For The Bohol Tribune
In This Our Journey
by: NESTOR MANIEBO PESTELOS
I enjoy it immensely
when my friends joke I eat projects for breakfast. This is true figuratively,
of course. When I look back over the
last forty years after spending some brief time in military detention , which
ended a Bohemian cum revolutionary lifestyle, the latter more in form than in
substance, there has been a deliberate effort on my part to get involved in
projects rather than in activities which cannot be neatly categorized as
developmental.
Such effort is definitely
a better alternative than going behind prison walls and recycling fantasies
about the good life in some remote beaches in the company of friends and other
relations, many of whom are experts in prolonged stimulation of the senses. To
indulge in such fantasies is quite tiring and counterproductive and must be
resisted, some old comrades used to remind us. Shades of the proletarian
philosophy which got us into trouble with authorities in the first place!
Now at 73, I feel that I owe it to my children, to my colleagues, friends
and other relations to somehow make an accounting of key lessons learned from
some of these projects which have taken so much time away from efforts to enjoy
a normal family life despite our renouncing the irregular lifestyle of the
underground.
And so it came to pass that my first assignment as part of post-detention
rehabilitation was to serve as information officer of a high-profile project identified
with Mrs. Imelda Marcos, otherwise known as the First Lady, during the Martial
Law years. The project was Green Revolution which promoted at that time backyard
food production as intervention to child malnutrition.
A fraternity brother who visited me at the office, actually a more
friendly version of a detention center, found it significant that I would now
work in something green after being with the red underground. He saw it a
logical progression to enable me to appreciate projects of a different hue. Something
which earned my grin up to this day.
The positive thing about being a high-profile
project was that it ensured the involvement of many local government units and
government agencies in much-publicized activities such as Green Revolution
fairs, contests, free distribution of seeds and seedlings and gardens which
sprouted overnight in communities where the First Lady was about to speak or
where a Green Revolution caravan would pass.
In
terms of backyards made productive and gardens cultivated, the program under
the direction of no less than the First Lady was a huge success. All over the
land, there was a massive and quite expensive campaign to get the front yard,
backyard or any kind of home yard planted to all sorts of vegetables for family
consumption to eliminate child malnutrition or to sell surplus produce.
A huge surplus, yes. Great publicity, too,
about eggplants, squash, carrots, cabbages. Vegetables growing through your
ears but too much for a family to consume – or to sell. There was the finding
that it was cheaper to buy the vegetables in the nearest public market than to
produce and sell them Green Revolution style.
Our Green Revolution teams, with combined
membership of 35, composed mostly of retired community development fieldworkers
who pioneered the country’s PACD (Presidential Assistant for Community
Development) Program in the 1950s under Pres. Ramon Magsaysay, worked with a
graduate student of the University of the Philippines Los Banos to identify
vegetables under the category of
perennials which could be “planted, forgotten and harvested” rather than
follow the list of vegetables planted in rows favored by American Peace Corps
Volunteers.

_DIRECTIONS FOR THIS TASK_
In the column, what did the Green Revolution project promote? The rows that come next are separate material, unrelated to the column.

_DATA ENTRIES_
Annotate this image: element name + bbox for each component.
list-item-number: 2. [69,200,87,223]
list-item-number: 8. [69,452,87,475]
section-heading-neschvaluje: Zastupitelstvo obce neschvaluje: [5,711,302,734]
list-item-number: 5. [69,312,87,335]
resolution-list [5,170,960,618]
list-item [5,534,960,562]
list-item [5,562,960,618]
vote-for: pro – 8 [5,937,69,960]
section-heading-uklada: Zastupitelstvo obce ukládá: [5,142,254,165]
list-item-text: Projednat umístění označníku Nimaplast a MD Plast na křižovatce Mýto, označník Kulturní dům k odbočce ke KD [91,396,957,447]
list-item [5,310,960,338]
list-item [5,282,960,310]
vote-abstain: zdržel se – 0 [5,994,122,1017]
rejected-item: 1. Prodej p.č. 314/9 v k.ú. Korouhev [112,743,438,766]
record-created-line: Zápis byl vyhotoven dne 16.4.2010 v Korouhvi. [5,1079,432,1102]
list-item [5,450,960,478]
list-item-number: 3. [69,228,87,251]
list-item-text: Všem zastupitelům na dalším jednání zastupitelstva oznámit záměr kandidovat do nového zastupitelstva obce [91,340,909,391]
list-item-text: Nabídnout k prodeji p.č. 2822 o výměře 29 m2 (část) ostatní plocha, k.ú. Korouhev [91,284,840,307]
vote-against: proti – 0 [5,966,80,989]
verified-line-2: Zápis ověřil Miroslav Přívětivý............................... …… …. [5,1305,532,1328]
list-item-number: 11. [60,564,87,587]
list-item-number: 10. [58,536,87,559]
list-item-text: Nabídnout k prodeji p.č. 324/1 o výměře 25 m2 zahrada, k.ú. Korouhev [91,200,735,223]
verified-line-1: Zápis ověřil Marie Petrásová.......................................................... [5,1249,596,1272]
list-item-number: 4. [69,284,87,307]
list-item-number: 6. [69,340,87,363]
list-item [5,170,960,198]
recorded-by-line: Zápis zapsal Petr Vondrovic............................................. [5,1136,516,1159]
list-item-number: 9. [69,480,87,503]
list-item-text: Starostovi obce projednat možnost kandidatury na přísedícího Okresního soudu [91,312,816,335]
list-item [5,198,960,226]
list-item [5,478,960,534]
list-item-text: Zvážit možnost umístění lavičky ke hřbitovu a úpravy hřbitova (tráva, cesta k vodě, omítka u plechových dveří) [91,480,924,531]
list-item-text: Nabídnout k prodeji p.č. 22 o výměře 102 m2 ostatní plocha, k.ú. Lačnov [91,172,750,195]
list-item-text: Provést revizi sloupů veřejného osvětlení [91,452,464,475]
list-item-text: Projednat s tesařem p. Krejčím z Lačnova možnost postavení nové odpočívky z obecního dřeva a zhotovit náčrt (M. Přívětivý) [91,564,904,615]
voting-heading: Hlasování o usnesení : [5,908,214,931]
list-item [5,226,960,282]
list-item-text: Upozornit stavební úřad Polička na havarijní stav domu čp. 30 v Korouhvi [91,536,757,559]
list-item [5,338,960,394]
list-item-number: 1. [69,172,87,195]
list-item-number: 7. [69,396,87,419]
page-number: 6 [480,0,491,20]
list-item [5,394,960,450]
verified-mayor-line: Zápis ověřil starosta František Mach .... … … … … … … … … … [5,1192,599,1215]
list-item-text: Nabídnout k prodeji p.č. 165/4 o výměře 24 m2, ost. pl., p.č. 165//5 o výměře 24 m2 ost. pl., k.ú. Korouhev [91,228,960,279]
--
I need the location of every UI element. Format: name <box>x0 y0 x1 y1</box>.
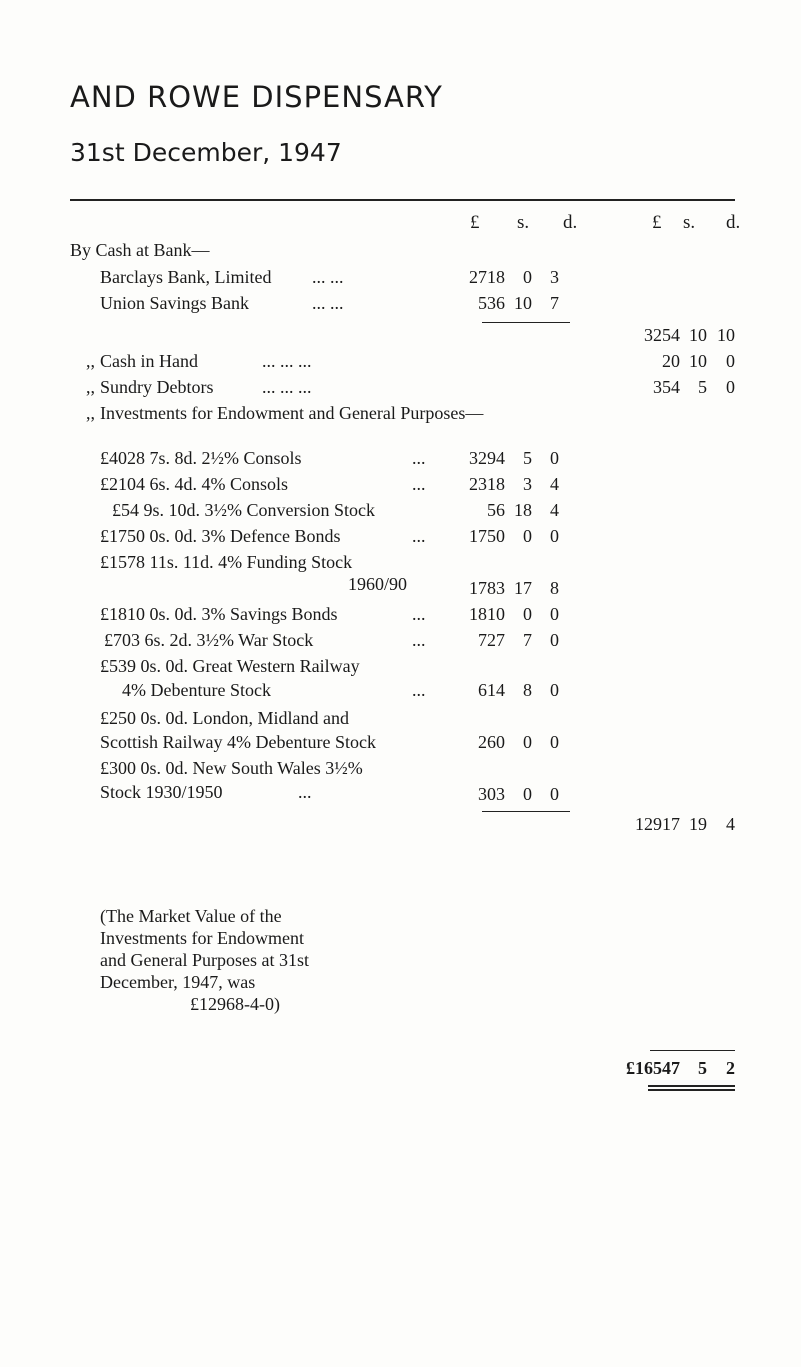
* * *
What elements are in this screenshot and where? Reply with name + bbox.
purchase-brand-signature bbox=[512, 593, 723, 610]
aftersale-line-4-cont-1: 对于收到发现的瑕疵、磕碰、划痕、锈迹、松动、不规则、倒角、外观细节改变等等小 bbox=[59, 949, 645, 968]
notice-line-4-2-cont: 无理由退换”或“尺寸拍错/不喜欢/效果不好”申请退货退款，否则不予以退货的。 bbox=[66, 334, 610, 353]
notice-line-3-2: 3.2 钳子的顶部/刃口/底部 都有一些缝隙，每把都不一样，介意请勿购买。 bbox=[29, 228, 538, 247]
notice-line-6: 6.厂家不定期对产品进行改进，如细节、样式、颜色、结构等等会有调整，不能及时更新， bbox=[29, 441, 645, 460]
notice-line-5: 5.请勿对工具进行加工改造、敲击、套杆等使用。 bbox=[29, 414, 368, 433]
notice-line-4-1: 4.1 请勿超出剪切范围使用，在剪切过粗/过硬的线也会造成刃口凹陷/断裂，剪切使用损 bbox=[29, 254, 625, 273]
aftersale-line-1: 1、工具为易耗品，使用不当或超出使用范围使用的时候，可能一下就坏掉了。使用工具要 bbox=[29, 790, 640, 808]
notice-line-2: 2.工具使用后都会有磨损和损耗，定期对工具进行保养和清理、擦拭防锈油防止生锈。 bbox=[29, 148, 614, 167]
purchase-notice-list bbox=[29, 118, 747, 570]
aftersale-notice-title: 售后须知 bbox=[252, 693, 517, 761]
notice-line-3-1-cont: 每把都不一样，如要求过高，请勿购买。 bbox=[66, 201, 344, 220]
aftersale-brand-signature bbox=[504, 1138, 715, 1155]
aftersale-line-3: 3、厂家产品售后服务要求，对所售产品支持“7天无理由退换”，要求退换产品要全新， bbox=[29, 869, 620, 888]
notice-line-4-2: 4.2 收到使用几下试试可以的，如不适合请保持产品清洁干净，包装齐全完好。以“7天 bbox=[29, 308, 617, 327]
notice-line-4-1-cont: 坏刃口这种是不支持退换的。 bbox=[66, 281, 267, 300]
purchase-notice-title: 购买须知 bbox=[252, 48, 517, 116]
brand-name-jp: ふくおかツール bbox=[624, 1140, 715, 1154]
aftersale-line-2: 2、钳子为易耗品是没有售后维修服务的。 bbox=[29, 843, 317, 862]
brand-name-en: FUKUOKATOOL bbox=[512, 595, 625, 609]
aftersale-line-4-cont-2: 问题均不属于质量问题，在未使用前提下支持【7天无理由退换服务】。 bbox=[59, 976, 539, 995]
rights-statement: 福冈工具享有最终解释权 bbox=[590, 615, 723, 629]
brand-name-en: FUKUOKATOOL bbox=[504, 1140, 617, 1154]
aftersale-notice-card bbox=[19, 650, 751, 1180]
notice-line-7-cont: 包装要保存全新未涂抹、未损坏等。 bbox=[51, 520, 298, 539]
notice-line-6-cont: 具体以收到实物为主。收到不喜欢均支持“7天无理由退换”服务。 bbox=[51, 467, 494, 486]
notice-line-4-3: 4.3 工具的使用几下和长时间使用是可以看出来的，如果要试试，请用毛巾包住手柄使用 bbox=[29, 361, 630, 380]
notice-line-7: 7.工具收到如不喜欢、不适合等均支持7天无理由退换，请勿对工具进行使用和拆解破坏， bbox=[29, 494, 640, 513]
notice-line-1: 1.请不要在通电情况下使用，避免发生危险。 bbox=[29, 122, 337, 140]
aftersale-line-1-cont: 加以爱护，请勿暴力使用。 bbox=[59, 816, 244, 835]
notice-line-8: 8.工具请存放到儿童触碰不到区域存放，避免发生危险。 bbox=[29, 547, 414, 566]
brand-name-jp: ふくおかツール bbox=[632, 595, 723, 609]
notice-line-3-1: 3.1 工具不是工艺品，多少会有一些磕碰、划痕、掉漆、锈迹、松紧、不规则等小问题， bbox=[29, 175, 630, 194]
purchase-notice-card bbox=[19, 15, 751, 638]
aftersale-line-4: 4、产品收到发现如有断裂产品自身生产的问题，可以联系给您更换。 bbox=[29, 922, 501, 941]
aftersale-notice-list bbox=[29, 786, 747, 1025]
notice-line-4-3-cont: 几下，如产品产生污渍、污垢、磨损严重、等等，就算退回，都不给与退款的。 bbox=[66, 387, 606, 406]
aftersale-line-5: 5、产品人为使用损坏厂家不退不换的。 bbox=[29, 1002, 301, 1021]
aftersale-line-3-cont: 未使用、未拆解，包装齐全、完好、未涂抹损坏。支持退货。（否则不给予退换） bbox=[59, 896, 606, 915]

_RESPONSE TO THIS EXERCISE_
It promoted backyard food production as an intervention to child malnutrition.